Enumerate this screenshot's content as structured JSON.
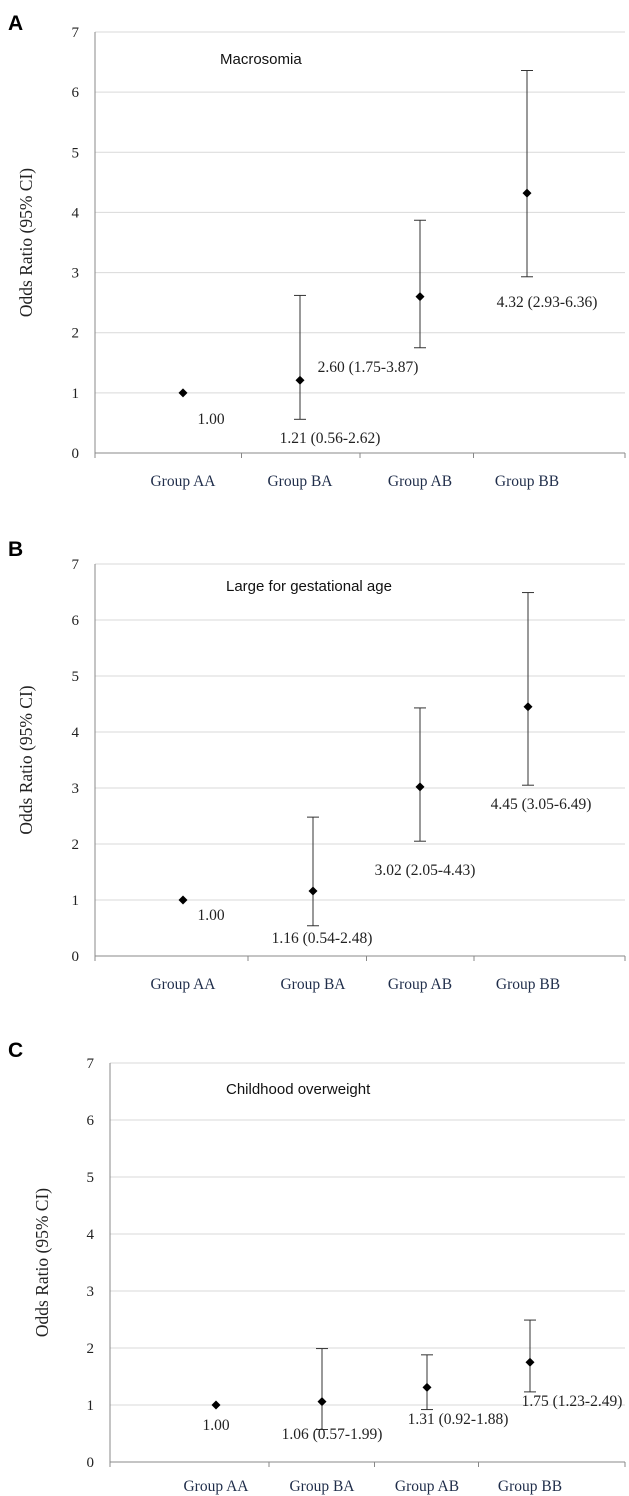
{
  "chart_data": [
    {
      "panel": "A",
      "type": "scatter",
      "title": "Macrosomia",
      "ylabel": "Odds Ratio (95% CI)",
      "ylim": [
        0,
        7
      ],
      "yticks": [
        "0",
        "1",
        "2",
        "3",
        "4",
        "5",
        "6",
        "7"
      ],
      "categories": [
        "Group AA",
        "Group BA",
        "Group AB",
        "Group BB"
      ],
      "values": [
        1.0,
        1.21,
        2.6,
        4.32
      ],
      "ci_low": [
        null,
        0.56,
        1.75,
        2.93
      ],
      "ci_high": [
        null,
        2.62,
        3.87,
        6.36
      ],
      "labels": [
        "1.00",
        "1.21 (0.56-2.62)",
        "2.60 (1.75-3.87)",
        "4.32 (2.93-6.36)"
      ],
      "grid": true
    },
    {
      "panel": "B",
      "type": "scatter",
      "title": "Large for gestational age",
      "ylabel": "Odds Ratio (95% CI)",
      "ylim": [
        0,
        7
      ],
      "yticks": [
        "0",
        "1",
        "2",
        "3",
        "4",
        "5",
        "6",
        "7"
      ],
      "categories": [
        "Group AA",
        "Group BA",
        "Group AB",
        "Group BB"
      ],
      "values": [
        1.0,
        1.16,
        3.02,
        4.45
      ],
      "ci_low": [
        null,
        0.54,
        2.05,
        3.05
      ],
      "ci_high": [
        null,
        2.48,
        4.43,
        6.49
      ],
      "labels": [
        "1.00",
        "1.16 (0.54-2.48)",
        "3.02 (2.05-4.43)",
        "4.45 (3.05-6.49)"
      ],
      "grid": true
    },
    {
      "panel": "C",
      "type": "scatter",
      "title": "Childhood overweight",
      "ylabel": "Odds Ratio (95% CI)",
      "ylim": [
        0,
        7
      ],
      "yticks": [
        "0",
        "1",
        "2",
        "3",
        "4",
        "5",
        "6",
        "7"
      ],
      "categories": [
        "Group AA",
        "Group BA",
        "Group AB",
        "Group BB"
      ],
      "values": [
        1.0,
        1.06,
        1.31,
        1.75
      ],
      "ci_low": [
        null,
        0.57,
        0.92,
        1.23
      ],
      "ci_high": [
        null,
        1.99,
        1.88,
        2.49
      ],
      "labels": [
        "1.00",
        "1.06 (0.57-1.99)",
        "1.31 (0.92-1.88)",
        "1.75 (1.23-2.49)"
      ],
      "grid": true
    }
  ]
}
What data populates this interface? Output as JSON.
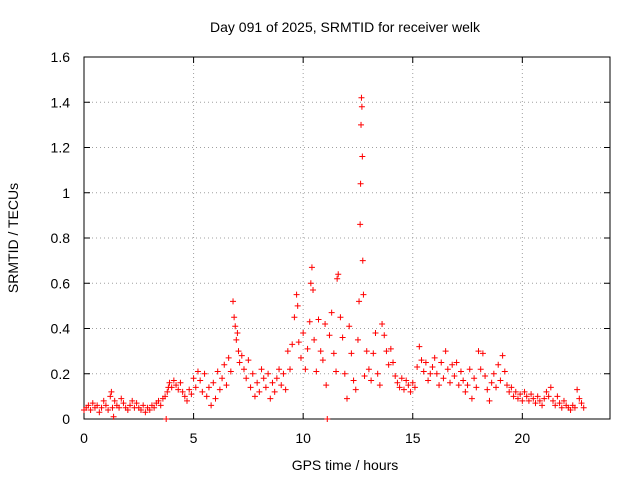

----------------------------------------

◆ **JOB**
Give all the lines above again, character for character, without pictures.

◆ **FINISHED TASK**
Enumerate this screenshot's content as structured JSON.
{
  "chart_data": [
    {
      "panel": "A",
      "type": "scatter",
      "title": "Macrosomia",
      "ylabel": "Odds Ratio (95% CI)",
      "ylim": [
        0,
        7
      ],
      "yticks": [
        "0",
        "1",
        "2",
        "3",
        "4",
        "5",
        "6",
        "7"
      ],
      "categories": [
        "Group AA",
        "Group BA",
        "Group AB",
        "Group BB"
      ],
      "values": [
        1.0,
        1.21,
        2.6,
        4.32
      ],
      "ci_low": [
        null,
        0.56,
        1.75,
        2.93
      ],
      "ci_high": [
        null,
        2.62,
        3.87,
        6.36
      ],
      "labels": [
        "1.00",
        "1.21 (0.56-2.62)",
        "2.60 (1.75-3.87)",
        "4.32 (2.93-6.36)"
      ],
      "grid": true
    },
    {
      "panel": "B",
      "type": "scatter",
      "title": "Large for gestational age",
      "ylabel": "Odds Ratio (95% CI)",
      "ylim": [
        0,
        7
      ],
      "yticks": [
        "0",
        "1",
        "2",
        "3",
        "4",
        "5",
        "6",
        "7"
      ],
      "categories": [
        "Group AA",
        "Group BA",
        "Group AB",
        "Group BB"
      ],
      "values": [
        1.0,
        1.16,
        3.02,
        4.45
      ],
      "ci_low": [
        null,
        0.54,
        2.05,
        3.05
      ],
      "ci_high": [
        null,
        2.48,
        4.43,
        6.49
      ],
      "labels": [
        "1.00",
        "1.16 (0.54-2.48)",
        "3.02 (2.05-4.43)",
        "4.45 (3.05-6.49)"
      ],
      "grid": true
    },
    {
      "panel": "C",
      "type": "scatter",
      "title": "Childhood overweight",
      "ylabel": "Odds Ratio (95% CI)",
      "ylim": [
        0,
        7
      ],
      "yticks": [
        "0",
        "1",
        "2",
        "3",
        "4",
        "5",
        "6",
        "7"
      ],
      "categories": [
        "Group AA",
        "Group BA",
        "Group AB",
        "Group BB"
      ],
      "values": [
        1.0,
        1.06,
        1.31,
        1.75
      ],
      "ci_low": [
        null,
        0.57,
        0.92,
        1.23
      ],
      "ci_high": [
        null,
        1.99,
        1.88,
        2.49
      ],
      "labels": [
        "1.00",
        "1.06 (0.57-1.99)",
        "1.31 (0.92-1.88)",
        "1.75 (1.23-2.49)"
      ],
      "grid": true
    }
  ]
}
What data populates this interface? Output as JSON.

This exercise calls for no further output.